_Data listing_:
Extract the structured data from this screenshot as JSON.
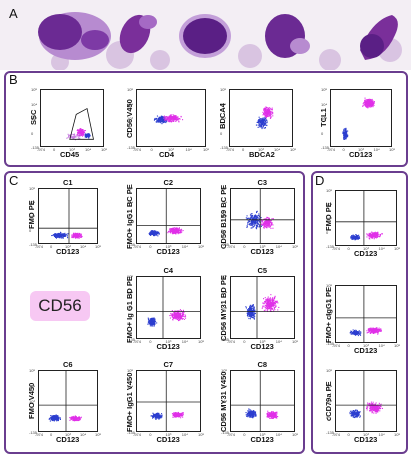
{
  "panels": {
    "A": "A",
    "B": "B",
    "C": "C",
    "D": "D"
  },
  "B_plots": [
    {
      "ylabel": "SSC",
      "xlabel": "CD45",
      "ticks_x": [
        "-940",
        "0",
        "10³",
        "10⁴",
        "10⁵"
      ],
      "ticks_y": [
        "10⁵",
        "10⁴",
        "10³",
        "0"
      ]
    },
    {
      "ylabel": "CD56 V450",
      "xlabel": "CD4",
      "ticks_x": [
        "0",
        "10³",
        "10⁴"
      ],
      "ticks_y": [
        "10⁵",
        "10⁴",
        "10³",
        "0"
      ]
    },
    {
      "ylabel": "BDCA4",
      "xlabel": "BDCA2",
      "ticks_x": [
        "-974",
        "0",
        "10³",
        "10⁴",
        "10⁵"
      ],
      "ticks_y": [
        "10⁵",
        "10⁴",
        "10³",
        "0"
      ]
    },
    {
      "ylabel": "TCL1",
      "xlabel": "CD123",
      "ticks_x": [
        "-974",
        "0",
        "10³",
        "10⁴",
        "10⁵"
      ],
      "ticks_y": [
        "10⁵",
        "10⁴",
        "10³",
        "0"
      ]
    }
  ],
  "C_plots": [
    {
      "title": "C1",
      "ylabel": "FMO PE",
      "xlabel": "CD123"
    },
    {
      "title": "C2",
      "ylabel": "FMO+ IgG1 BC PE",
      "xlabel": "CD123"
    },
    {
      "title": "C3",
      "ylabel": "CD56 B159 BC PE",
      "xlabel": "CD123"
    },
    {
      "title": "C4",
      "ylabel": "FMO+ Ig G1 BD PE",
      "xlabel": "CD123"
    },
    {
      "title": "C5",
      "ylabel": "CD56 MY31 BD PE",
      "xlabel": "CD123"
    },
    {
      "title": "C6",
      "ylabel": "FMO V450",
      "xlabel": "CD123"
    },
    {
      "title": "C7",
      "ylabel": "FMO+ IgG1 V450",
      "xlabel": "CD123"
    },
    {
      "title": "C8",
      "ylabel": "CD56 MY31 V450",
      "xlabel": "CD123"
    }
  ],
  "C_label": "CD56",
  "D_plots": [
    {
      "ylabel": "FMO PE",
      "xlabel": "CD123"
    },
    {
      "ylabel": "FMO+ cIgG1 PE",
      "xlabel": "CD123"
    },
    {
      "ylabel": "cCD79a PE",
      "xlabel": "CD123"
    }
  ],
  "tick_labels": {
    "x": [
      "-974",
      "0",
      "10³",
      "10⁴",
      "10⁵"
    ],
    "y": [
      "10⁵",
      "10⁴",
      "10³",
      "0",
      "-135"
    ]
  },
  "colors": {
    "frame": "#6a3d8f",
    "magenta": "#e030e8",
    "blue": "#2c3ecf",
    "cell_purple": "#7a2f9a",
    "nucleus": "#5a1f85"
  }
}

_What you are asked to do_: Go through the entries above and copy every line containing "title".

_Solution_:
      "title": "C1",
      "title": "C2",
      "title": "C3",
      "title": "C4",
      "title": "C5",
      "title": "C6",
      "title": "C7",
      "title": "C8",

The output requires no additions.